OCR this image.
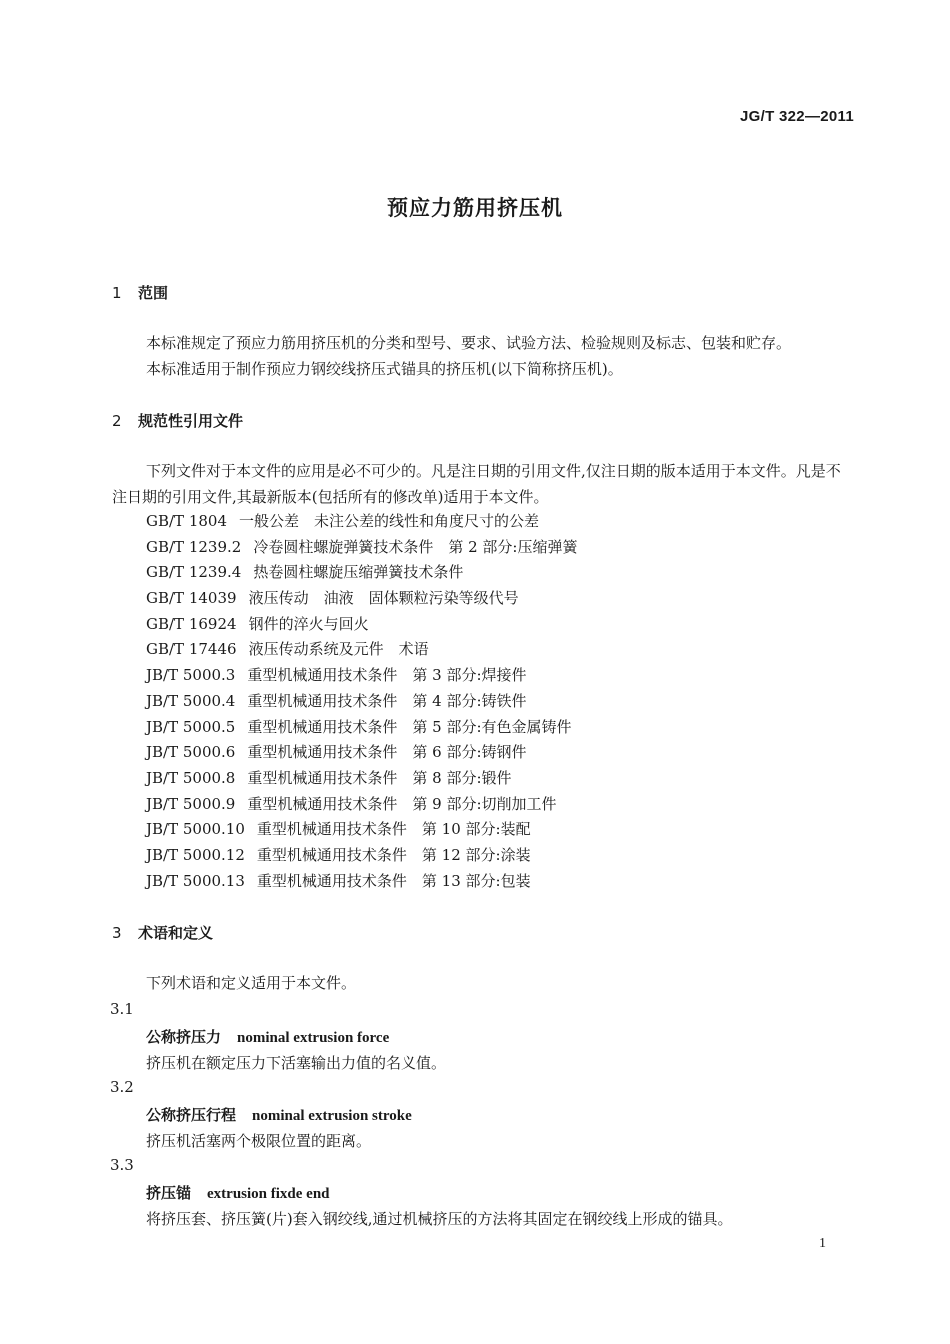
JG/T 322—2011
预应力筋用挤压机
1 范围
本标准规定了预应力筋用挤压机的分类和型号、要求、试验方法、检验规则及标志、包装和贮存。
本标准适用于制作预应力钢绞线挤压式锚具的挤压机(以下简称挤压机)。
2 规范性引用文件
下列文件对于本文件的应用是必不可少的。凡是注日期的引用文件,仅注日期的版本适用于本文件。凡是不注日期的引用文件,其最新版本(包括所有的修改单)适用于本文件。
GB/T 1804 一般公差　未注公差的线性和角度尺寸的公差
GB/T 1239.2 冷卷圆柱螺旋弹簧技术条件　第 2 部分:压缩弹簧
GB/T 1239.4 热卷圆柱螺旋压缩弹簧技术条件
GB/T 14039 液压传动　油液　固体颗粒污染等级代号
GB/T 16924 钢件的淬火与回火
GB/T 17446 液压传动系统及元件　术语
JB/T 5000.3 重型机械通用技术条件　第 3 部分:焊接件
JB/T 5000.4 重型机械通用技术条件　第 4 部分:铸铁件
JB/T 5000.5 重型机械通用技术条件　第 5 部分:有色金属铸件
JB/T 5000.6 重型机械通用技术条件　第 6 部分:铸钢件
JB/T 5000.8 重型机械通用技术条件　第 8 部分:锻件
JB/T 5000.9 重型机械通用技术条件　第 9 部分:切削加工件
JB/T 5000.10 重型机械通用技术条件　第 10 部分:装配
JB/T 5000.12 重型机械通用技术条件　第 12 部分:涂装
JB/T 5000.13 重型机械通用技术条件　第 13 部分:包装
3 术语和定义
下列术语和定义适用于本文件。
3.1
公称挤压力 nominal extrusion force
挤压机在额定压力下活塞输出力值的名义值。
3.2
公称挤压行程 nominal extrusion stroke
挤压机活塞两个极限位置的距离。
3.3
挤压锚 extrusion fixde end
将挤压套、挤压簧(片)套入钢绞线,通过机械挤压的方法将其固定在钢绞线上形成的锚具。
1
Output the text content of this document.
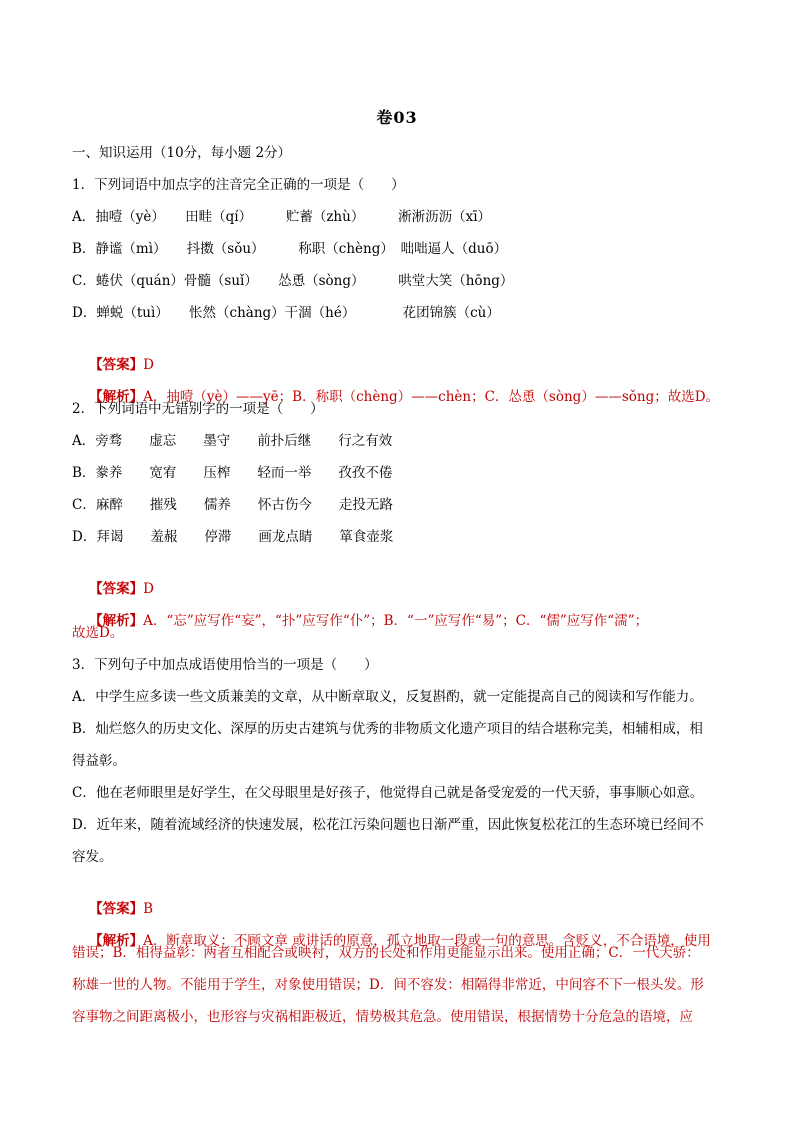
卷03
一、知识运用（10分，每小题 2分）
1．下列词语中加点字的注音完全正确的一项是（　　）
A．抽噎（yè）　　田畦（qí）　　　贮蓄（zhù）　　　淅淅沥沥（xī）
B．静谧（mì）　　抖擞（sǒu）　　　称职（chèng）　咄咄逼人（duō）
C．蜷伏（quán）骨髓（suǐ）　　怂恿（sòng）　　　哄堂大笑（hōng）
D．蝉蜕（tuì）　　怅然（chàng）干涸（hé）　　　　花团锦簇（cù）

【答案】D

【解析】A．抽噎（yè）——yē；B．称职（chèng）——chèn；C．怂恿（sòng）——sǒng；故选D。

2．下列词语中无错别字的一项是（　　）
A．旁骛　　虚忘　　墨守　　前扑后继　　行之有效
B．豢养　　宽宥　　压榨　　轻而一举　　孜孜不倦
C．麻醉　　摧残　　儒养　　怀古伤今　　走投无路
D．拜谒　　羞赧　　停滞　　画龙点睛　　箪食壶浆

【答案】D

【解析】A．“忘”应写作“妄”，“扑”应写作“仆”；B．“一”应写作“易”；C．“儒”应写作“濡”；

故选D。
3．下列句子中加点成语使用恰当的一项是（　　）
A．中学生应多读一些文质兼美的文章，从中断章取义，反复斟酌，就一定能提高自己的阅读和写作能力。
B．灿烂悠久的历史文化、深厚的历史古建筑与优秀的非物质文化遗产项目的结合堪称完美，相辅相成，相
得益彰。
C．他在老师眼里是好学生，在父母眼里是好孩子，他觉得自己就是备受宠爱的一代天骄，事事顺心如意。
D．近年来，随着流域经济的快速发展，松花江污染问题也日渐严重，因此恢复松花江的生态环境已经间不
容发。

【答案】B

【解析】A．断章取义：不顾文章 或讲话的原意，孤立地取一段或一句的意思。含贬义，不合语境，使用

错误；B．相得益彰：两者互相配合或映衬，双方的长处和作用更能显示出来。使用正确；C．一代天骄：
称雄一世的人物。不能用于学生，对象使用错误；D．间不容发：相隔得非常近，中间容不下一根头发。形
容事物之间距离极小，也形容与灾祸相距极近，情势极其危急。使用错误，根据情势十分危急的语境，应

________________

__Brief__.
Restate the data above exactly, stripping out each image.

__Answer to this problem__.
OCR this image.
JG/T 322—2011
预应力筋用挤压机
1 范围
本标准规定了预应力筋用挤压机的分类和型号、要求、试验方法、检验规则及标志、包装和贮存。
本标准适用于制作预应力钢绞线挤压式锚具的挤压机(以下简称挤压机)。
2 规范性引用文件
下列文件对于本文件的应用是必不可少的。凡是注日期的引用文件,仅注日期的版本适用于本文件。凡是不注日期的引用文件,其最新版本(包括所有的修改单)适用于本文件。
GB/T 1804 一般公差　未注公差的线性和角度尺寸的公差
GB/T 1239.2 冷卷圆柱螺旋弹簧技术条件　第 2 部分:压缩弹簧
GB/T 1239.4 热卷圆柱螺旋压缩弹簧技术条件
GB/T 14039 液压传动　油液　固体颗粒污染等级代号
GB/T 16924 钢件的淬火与回火
GB/T 17446 液压传动系统及元件　术语
JB/T 5000.3 重型机械通用技术条件　第 3 部分:焊接件
JB/T 5000.4 重型机械通用技术条件　第 4 部分:铸铁件
JB/T 5000.5 重型机械通用技术条件　第 5 部分:有色金属铸件
JB/T 5000.6 重型机械通用技术条件　第 6 部分:铸钢件
JB/T 5000.8 重型机械通用技术条件　第 8 部分:锻件
JB/T 5000.9 重型机械通用技术条件　第 9 部分:切削加工件
JB/T 5000.10 重型机械通用技术条件　第 10 部分:装配
JB/T 5000.12 重型机械通用技术条件　第 12 部分:涂装
JB/T 5000.13 重型机械通用技术条件　第 13 部分:包装
3 术语和定义
下列术语和定义适用于本文件。
3.1
公称挤压力 nominal extrusion force
挤压机在额定压力下活塞输出力值的名义值。
3.2
公称挤压行程 nominal extrusion stroke
挤压机活塞两个极限位置的距离。
3.3
挤压锚 extrusion fixde end
将挤压套、挤压簧(片)套入钢绞线,通过机械挤压的方法将其固定在钢绞线上形成的锚具。
1
Output the text content of this document.
卷03
一、知识运用（10分，每小题 2分）
1．下列词语中加点字的注音完全正确的一项是（　　）
A．抽噎（yè）　　田畦（qí）　　　贮蓄（zhù）　　　淅淅沥沥（xī）
B．静谧（mì）　　抖擞（sǒu）　　　称职（chèng）　咄咄逼人（duō）
C．蜷伏（quán）骨髓（suǐ）　　怂恿（sòng）　　　哄堂大笑（hōng）
D．蝉蜕（tuì）　　怅然（chàng）干涸（hé）　　　　花团锦簇（cù）

【答案】D

【解析】A．抽噎（yè）——yē；B．称职（chèng）——chèn；C．怂恿（sòng）——sǒng；故选D。

2．下列词语中无错别字的一项是（　　）
A．旁骛　　虚忘　　墨守　　前扑后继　　行之有效
B．豢养　　宽宥　　压榨　　轻而一举　　孜孜不倦
C．麻醉　　摧残　　儒养　　怀古伤今　　走投无路
D．拜谒　　羞赧　　停滞　　画龙点睛　　箪食壶浆

【答案】D

【解析】A．“忘”应写作“妄”，“扑”应写作“仆”；B．“一”应写作“易”；C．“儒”应写作“濡”；

故选D。
3．下列句子中加点成语使用恰当的一项是（　　）
A．中学生应多读一些文质兼美的文章，从中断章取义，反复斟酌，就一定能提高自己的阅读和写作能力。
B．灿烂悠久的历史文化、深厚的历史古建筑与优秀的非物质文化遗产项目的结合堪称完美，相辅相成，相
得益彰。
C．他在老师眼里是好学生，在父母眼里是好孩子，他觉得自己就是备受宠爱的一代天骄，事事顺心如意。
D．近年来，随着流域经济的快速发展，松花江污染问题也日渐严重，因此恢复松花江的生态环境已经间不
容发。

【答案】B

【解析】A．断章取义：不顾文章 或讲话的原意，孤立地取一段或一句的意思。含贬义，不合语境，使用

错误；B．相得益彰：两者互相配合或映衬，双方的长处和作用更能显示出来。使用正确；C．一代天骄：
称雄一世的人物。不能用于学生，对象使用错误；D．间不容发：相隔得非常近，中间容不下一根头发。形
容事物之间距离极小，也形容与灾祸相距极近，情势极其危急。使用错误，根据情势十分危急的语境，应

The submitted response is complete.